**Dataset excerpts:**
╔══
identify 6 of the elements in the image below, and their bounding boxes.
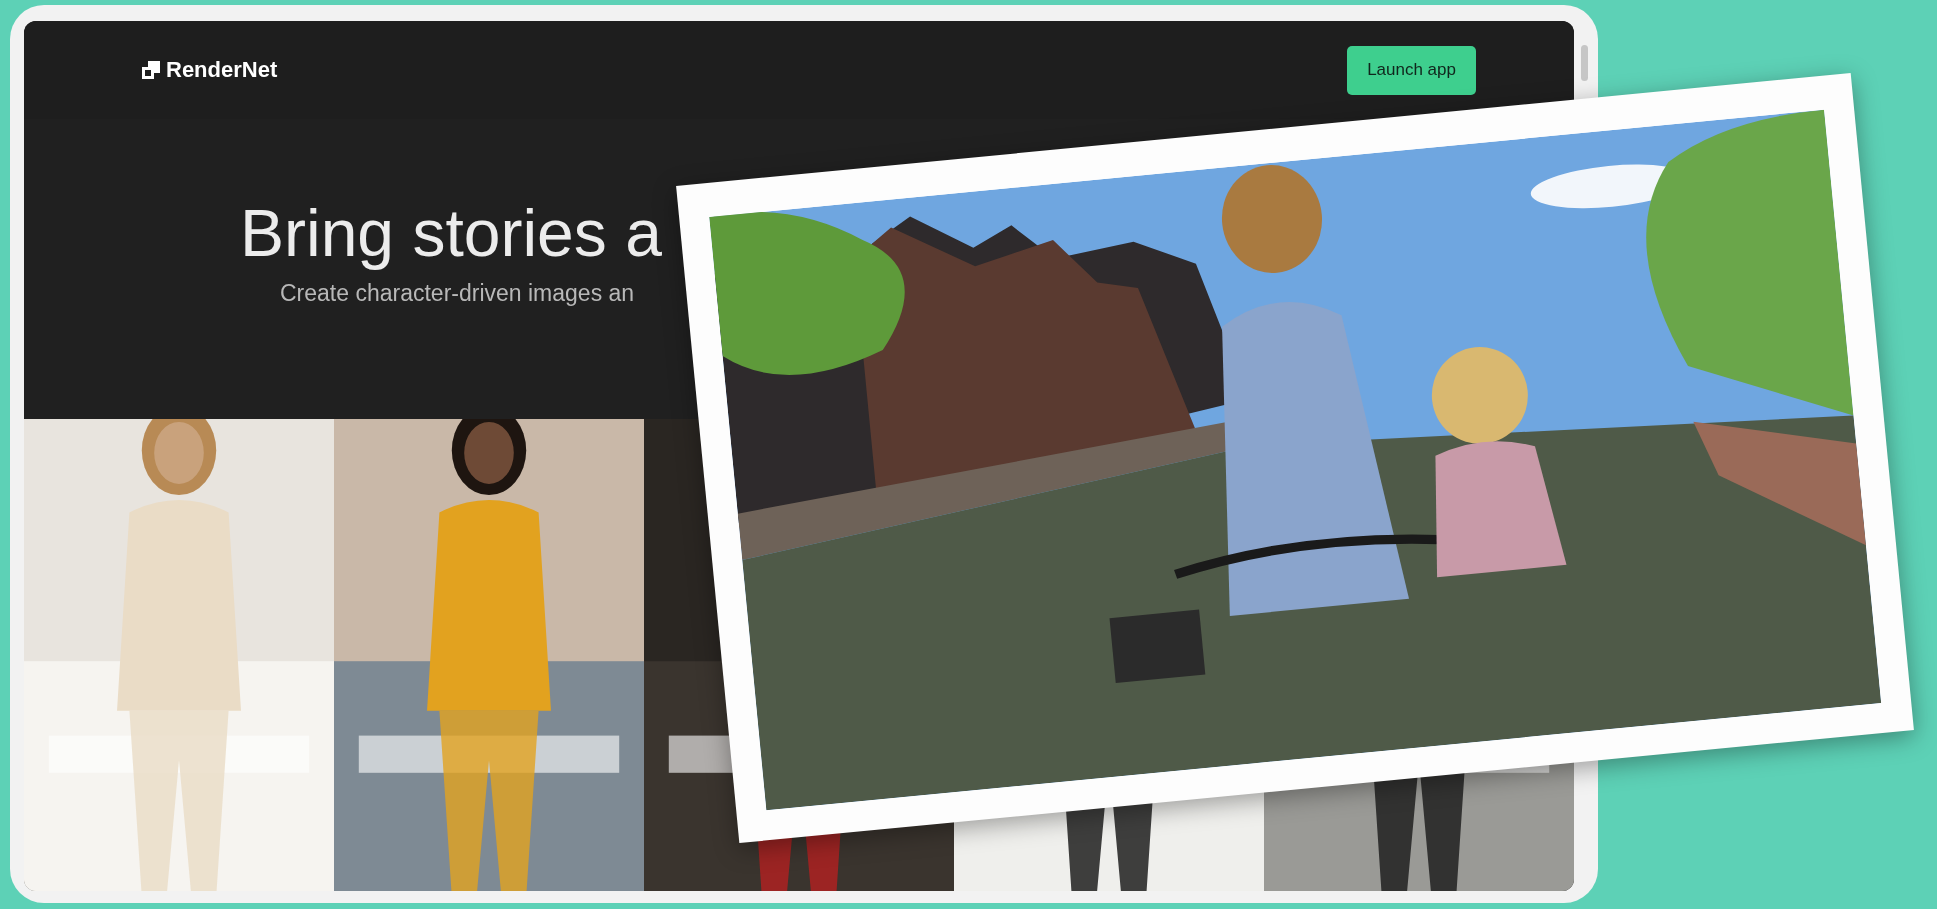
logo-text[interactable]: RenderNet [166,57,278,83]
logo-icon [142,61,160,79]
hero-subtitle: Create character-driven images an [280,279,636,307]
scrollbar[interactable] [1581,45,1588,81]
launch-app-button[interactable]: Launch app [1347,45,1476,95]
hero-title: Bring stories a [240,197,663,270]
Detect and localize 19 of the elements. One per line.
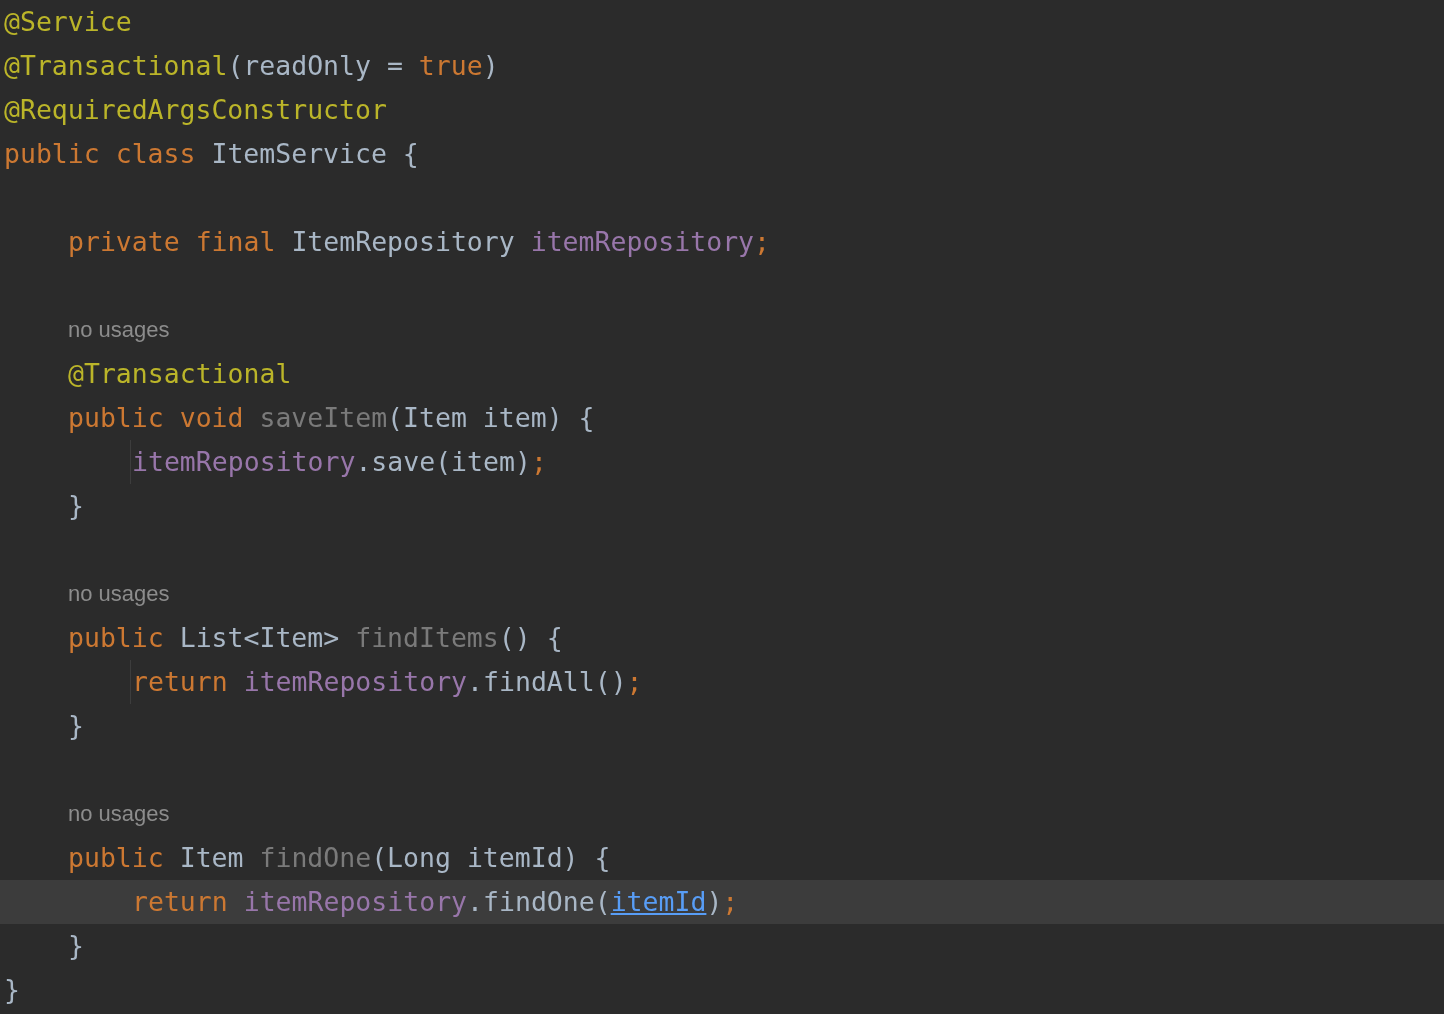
code-line: }	[68, 489, 85, 523]
code-line: private final ItemRepository itemRepository;	[68, 225, 772, 259]
code-line: public class ItemService {	[4, 137, 420, 171]
code-line: public Item findOne(Long itemId) {	[68, 841, 612, 875]
code-line: }	[68, 709, 85, 743]
code-line: @RequiredArgsConstructor	[4, 93, 388, 127]
code-line: return itemRepository.findAll();	[132, 665, 644, 699]
code-line: @Transactional	[68, 357, 293, 391]
code-line: @Transactional(readOnly = true)	[4, 49, 500, 83]
usage-hint: no usages	[68, 316, 170, 344]
code-line: }	[68, 929, 85, 963]
code-line: @Service	[4, 5, 133, 39]
code-line: public List<Item> findItems() {	[68, 621, 564, 655]
usage-hint: no usages	[68, 800, 170, 828]
code-line: }	[4, 973, 21, 1007]
code-line: itemRepository.save(item);	[132, 445, 548, 479]
identifier-link[interactable]: itemId	[610, 886, 707, 917]
code-line: public void saveItem(Item item) {	[68, 401, 596, 435]
usage-hint: no usages	[68, 580, 170, 608]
╚══
**Written request:**
Reproduce the whole listing above line for line without changing anything, but leave out the picture lines.

**Solution to the problem:**
identify 6 of the elements in the image below, and their bounding boxes.
logo-text[interactable]: RenderNet [166,57,278,83]
logo-icon [142,61,160,79]
hero-subtitle: Create character-driven images an [280,279,636,307]
scrollbar[interactable] [1581,45,1588,81]
launch-app-button[interactable]: Launch app [1347,45,1476,95]
hero-title: Bring stories a [240,197,663,270]
Detect and localize 19 of the elements. One per line.
code-line: }	[68, 489, 85, 523]
code-line: private final ItemRepository itemRepository;	[68, 225, 772, 259]
code-line: public class ItemService {	[4, 137, 420, 171]
code-line: public Item findOne(Long itemId) {	[68, 841, 612, 875]
code-line: }	[68, 709, 85, 743]
code-line: @RequiredArgsConstructor	[4, 93, 388, 127]
code-line: return itemRepository.findAll();	[132, 665, 644, 699]
code-line: @Transactional	[68, 357, 293, 391]
code-line: @Transactional(readOnly = true)	[4, 49, 500, 83]
usage-hint: no usages	[68, 316, 170, 344]
code-line: }	[68, 929, 85, 963]
code-line: @Service	[4, 5, 133, 39]
code-line: public List<Item> findItems() {	[68, 621, 564, 655]
usage-hint: no usages	[68, 800, 170, 828]
code-line: }	[4, 973, 21, 1007]
code-line: itemRepository.save(item);	[132, 445, 548, 479]
identifier-link[interactable]: itemId	[610, 886, 707, 917]
code-line: public void saveItem(Item item) {	[68, 401, 596, 435]
usage-hint: no usages	[68, 580, 170, 608]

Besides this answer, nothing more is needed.